#### [Given instruction]
Count how many lines contain the word "sehen". Respond with the number alone.

#### [Record extracts]

— begin —

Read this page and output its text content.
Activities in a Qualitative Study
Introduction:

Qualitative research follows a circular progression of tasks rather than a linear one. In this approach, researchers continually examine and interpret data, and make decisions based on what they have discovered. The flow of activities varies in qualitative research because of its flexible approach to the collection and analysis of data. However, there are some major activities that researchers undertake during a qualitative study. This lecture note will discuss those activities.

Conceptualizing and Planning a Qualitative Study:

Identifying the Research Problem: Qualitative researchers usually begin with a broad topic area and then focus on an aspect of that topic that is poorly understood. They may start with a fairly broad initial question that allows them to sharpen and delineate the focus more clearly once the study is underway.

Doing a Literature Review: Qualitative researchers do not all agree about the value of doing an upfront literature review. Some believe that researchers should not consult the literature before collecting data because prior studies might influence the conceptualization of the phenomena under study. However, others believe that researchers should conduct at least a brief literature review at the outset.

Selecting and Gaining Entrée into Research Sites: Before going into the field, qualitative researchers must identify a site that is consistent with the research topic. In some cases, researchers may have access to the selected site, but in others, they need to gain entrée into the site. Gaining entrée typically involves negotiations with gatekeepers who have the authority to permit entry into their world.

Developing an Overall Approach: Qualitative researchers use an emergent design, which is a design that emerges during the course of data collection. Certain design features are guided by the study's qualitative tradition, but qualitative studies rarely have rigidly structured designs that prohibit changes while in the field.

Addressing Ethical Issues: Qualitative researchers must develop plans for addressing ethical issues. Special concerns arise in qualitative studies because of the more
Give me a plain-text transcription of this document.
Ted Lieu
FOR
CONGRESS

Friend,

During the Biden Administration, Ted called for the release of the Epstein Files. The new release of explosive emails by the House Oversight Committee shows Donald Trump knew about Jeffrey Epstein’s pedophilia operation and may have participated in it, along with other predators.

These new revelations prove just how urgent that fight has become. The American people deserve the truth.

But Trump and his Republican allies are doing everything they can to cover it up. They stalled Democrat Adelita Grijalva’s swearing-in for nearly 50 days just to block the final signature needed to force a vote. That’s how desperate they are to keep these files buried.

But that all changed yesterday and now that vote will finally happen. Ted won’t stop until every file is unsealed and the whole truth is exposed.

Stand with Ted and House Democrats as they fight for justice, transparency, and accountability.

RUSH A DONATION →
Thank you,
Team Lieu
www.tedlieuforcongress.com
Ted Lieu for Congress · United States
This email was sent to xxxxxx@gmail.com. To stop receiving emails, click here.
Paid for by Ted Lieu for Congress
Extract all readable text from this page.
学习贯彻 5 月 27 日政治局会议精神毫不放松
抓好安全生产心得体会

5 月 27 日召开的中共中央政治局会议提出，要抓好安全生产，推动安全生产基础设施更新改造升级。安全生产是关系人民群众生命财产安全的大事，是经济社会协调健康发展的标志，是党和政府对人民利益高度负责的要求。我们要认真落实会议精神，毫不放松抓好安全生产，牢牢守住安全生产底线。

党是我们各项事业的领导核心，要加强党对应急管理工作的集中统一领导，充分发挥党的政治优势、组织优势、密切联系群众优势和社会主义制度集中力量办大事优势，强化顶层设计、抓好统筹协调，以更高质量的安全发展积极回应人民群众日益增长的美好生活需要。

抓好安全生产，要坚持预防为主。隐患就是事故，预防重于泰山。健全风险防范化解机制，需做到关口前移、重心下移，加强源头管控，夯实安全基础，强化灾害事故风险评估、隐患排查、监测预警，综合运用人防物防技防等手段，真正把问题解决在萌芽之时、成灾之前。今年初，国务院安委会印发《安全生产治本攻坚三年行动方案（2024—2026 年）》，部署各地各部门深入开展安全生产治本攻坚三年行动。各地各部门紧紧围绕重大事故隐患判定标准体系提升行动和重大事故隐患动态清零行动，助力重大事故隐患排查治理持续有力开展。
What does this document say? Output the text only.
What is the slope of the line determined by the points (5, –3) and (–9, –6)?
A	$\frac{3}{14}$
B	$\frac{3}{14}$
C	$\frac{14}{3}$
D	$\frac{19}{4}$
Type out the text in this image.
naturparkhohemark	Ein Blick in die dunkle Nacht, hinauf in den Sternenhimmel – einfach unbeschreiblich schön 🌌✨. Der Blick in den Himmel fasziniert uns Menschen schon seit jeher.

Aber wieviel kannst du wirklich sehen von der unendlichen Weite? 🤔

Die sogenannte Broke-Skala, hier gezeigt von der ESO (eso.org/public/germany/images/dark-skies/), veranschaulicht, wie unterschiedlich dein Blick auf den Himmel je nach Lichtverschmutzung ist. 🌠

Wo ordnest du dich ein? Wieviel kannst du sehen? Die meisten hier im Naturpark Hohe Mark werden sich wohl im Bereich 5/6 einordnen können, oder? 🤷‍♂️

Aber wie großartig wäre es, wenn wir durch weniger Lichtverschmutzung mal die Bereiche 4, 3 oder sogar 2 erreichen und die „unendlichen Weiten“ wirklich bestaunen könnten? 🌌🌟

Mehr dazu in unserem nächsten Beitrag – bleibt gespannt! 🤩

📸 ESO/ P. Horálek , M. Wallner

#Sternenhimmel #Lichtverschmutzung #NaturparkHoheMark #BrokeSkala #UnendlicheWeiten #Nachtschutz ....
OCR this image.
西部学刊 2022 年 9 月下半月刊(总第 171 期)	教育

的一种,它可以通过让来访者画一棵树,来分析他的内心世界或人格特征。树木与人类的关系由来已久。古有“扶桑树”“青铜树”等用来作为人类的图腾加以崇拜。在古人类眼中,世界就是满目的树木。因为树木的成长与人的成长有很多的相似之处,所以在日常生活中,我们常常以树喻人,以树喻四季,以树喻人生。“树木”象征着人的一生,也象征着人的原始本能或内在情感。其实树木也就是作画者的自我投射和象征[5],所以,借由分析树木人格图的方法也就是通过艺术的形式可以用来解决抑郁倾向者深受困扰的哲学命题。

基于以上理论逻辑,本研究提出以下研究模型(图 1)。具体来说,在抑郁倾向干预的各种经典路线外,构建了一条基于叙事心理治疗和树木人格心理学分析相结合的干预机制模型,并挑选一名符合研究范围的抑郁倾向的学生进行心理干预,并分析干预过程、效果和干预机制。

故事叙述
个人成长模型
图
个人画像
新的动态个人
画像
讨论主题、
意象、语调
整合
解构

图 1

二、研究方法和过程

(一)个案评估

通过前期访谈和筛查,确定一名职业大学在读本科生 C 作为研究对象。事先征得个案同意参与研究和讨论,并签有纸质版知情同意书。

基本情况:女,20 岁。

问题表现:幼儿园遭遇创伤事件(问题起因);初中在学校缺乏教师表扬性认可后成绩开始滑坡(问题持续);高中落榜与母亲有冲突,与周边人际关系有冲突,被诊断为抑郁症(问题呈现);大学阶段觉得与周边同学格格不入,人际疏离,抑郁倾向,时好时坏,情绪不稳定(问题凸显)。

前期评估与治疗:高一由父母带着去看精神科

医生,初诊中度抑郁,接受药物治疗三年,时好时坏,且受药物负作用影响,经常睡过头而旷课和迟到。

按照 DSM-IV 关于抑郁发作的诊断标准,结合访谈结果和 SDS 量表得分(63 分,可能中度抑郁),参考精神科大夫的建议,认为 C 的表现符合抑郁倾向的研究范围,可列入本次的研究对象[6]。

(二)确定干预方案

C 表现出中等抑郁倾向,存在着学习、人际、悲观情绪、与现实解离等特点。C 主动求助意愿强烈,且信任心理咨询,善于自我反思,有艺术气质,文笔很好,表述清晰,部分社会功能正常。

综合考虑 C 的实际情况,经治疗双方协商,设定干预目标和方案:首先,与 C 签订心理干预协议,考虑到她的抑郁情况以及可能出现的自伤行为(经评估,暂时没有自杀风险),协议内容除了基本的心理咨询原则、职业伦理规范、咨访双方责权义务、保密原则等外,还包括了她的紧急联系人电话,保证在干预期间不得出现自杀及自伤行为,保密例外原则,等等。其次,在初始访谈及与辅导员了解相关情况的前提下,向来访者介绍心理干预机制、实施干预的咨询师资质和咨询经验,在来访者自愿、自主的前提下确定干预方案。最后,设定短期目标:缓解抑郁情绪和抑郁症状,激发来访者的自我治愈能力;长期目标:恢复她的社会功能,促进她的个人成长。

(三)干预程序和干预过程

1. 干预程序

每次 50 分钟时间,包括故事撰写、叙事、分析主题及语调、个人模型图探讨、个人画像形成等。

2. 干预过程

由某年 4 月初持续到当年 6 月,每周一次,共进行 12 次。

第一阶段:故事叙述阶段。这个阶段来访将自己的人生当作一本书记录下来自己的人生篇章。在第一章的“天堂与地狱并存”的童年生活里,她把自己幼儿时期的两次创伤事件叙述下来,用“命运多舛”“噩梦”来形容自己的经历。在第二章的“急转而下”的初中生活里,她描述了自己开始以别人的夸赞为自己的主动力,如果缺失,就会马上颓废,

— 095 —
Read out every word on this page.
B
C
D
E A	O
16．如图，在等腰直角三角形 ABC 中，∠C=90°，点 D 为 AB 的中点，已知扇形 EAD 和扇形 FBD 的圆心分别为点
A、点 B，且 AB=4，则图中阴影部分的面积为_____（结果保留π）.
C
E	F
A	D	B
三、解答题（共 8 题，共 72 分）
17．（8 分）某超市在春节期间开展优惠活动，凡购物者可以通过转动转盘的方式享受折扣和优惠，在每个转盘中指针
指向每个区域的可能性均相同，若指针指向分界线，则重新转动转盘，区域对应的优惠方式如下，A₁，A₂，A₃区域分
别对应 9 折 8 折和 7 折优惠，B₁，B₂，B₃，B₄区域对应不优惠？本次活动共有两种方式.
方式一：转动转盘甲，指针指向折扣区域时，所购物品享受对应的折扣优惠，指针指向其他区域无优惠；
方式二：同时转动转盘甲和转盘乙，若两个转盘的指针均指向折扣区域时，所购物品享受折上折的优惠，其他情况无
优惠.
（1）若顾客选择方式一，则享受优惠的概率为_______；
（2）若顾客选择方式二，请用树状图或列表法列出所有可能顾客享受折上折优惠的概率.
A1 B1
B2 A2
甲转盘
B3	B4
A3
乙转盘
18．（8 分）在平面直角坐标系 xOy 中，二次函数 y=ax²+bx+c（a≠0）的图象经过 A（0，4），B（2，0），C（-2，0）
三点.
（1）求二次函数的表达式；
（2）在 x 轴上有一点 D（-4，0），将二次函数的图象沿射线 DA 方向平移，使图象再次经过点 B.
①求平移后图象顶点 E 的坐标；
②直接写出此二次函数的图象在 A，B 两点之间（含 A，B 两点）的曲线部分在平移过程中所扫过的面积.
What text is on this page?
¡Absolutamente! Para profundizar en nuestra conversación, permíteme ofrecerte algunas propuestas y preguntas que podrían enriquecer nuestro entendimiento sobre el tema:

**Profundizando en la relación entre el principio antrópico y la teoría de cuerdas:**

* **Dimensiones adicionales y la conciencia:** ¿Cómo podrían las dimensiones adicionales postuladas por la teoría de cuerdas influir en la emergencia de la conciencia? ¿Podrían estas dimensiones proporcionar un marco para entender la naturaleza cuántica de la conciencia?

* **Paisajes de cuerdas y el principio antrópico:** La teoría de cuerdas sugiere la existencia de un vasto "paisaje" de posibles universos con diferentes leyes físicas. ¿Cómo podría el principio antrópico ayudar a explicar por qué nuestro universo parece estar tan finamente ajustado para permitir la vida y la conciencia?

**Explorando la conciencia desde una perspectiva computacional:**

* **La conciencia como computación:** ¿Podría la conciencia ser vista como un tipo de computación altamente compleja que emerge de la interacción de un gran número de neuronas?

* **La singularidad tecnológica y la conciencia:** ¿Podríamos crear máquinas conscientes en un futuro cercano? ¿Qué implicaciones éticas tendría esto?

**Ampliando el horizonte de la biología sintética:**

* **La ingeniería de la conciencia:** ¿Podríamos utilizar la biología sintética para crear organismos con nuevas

— end —

#### [Solved exercise]
2